# start of SUPPLIED INFORMATION

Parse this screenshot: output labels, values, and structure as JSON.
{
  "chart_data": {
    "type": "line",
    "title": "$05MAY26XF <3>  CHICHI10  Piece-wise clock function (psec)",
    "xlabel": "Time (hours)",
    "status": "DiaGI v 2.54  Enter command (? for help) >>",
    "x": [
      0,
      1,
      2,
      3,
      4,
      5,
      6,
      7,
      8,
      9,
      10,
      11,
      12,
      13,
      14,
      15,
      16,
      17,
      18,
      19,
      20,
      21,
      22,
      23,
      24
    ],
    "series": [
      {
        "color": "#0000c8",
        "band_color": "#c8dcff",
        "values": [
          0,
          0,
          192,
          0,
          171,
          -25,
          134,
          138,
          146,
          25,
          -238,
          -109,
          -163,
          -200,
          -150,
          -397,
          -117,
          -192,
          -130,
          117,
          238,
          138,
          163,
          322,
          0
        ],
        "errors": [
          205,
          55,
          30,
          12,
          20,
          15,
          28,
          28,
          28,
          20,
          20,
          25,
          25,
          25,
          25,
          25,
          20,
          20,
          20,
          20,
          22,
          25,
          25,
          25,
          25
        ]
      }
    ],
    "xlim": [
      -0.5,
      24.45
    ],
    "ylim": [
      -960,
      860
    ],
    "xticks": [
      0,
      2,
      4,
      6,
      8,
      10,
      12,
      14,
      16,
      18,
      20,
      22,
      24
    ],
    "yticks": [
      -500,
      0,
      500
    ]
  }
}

# end of SUPPLIED INFORMATION

EXERCISE OBJECTIVE =
Your answer should be a single number: the count of lines that contain "values".

REPLY TO THE TASK =
2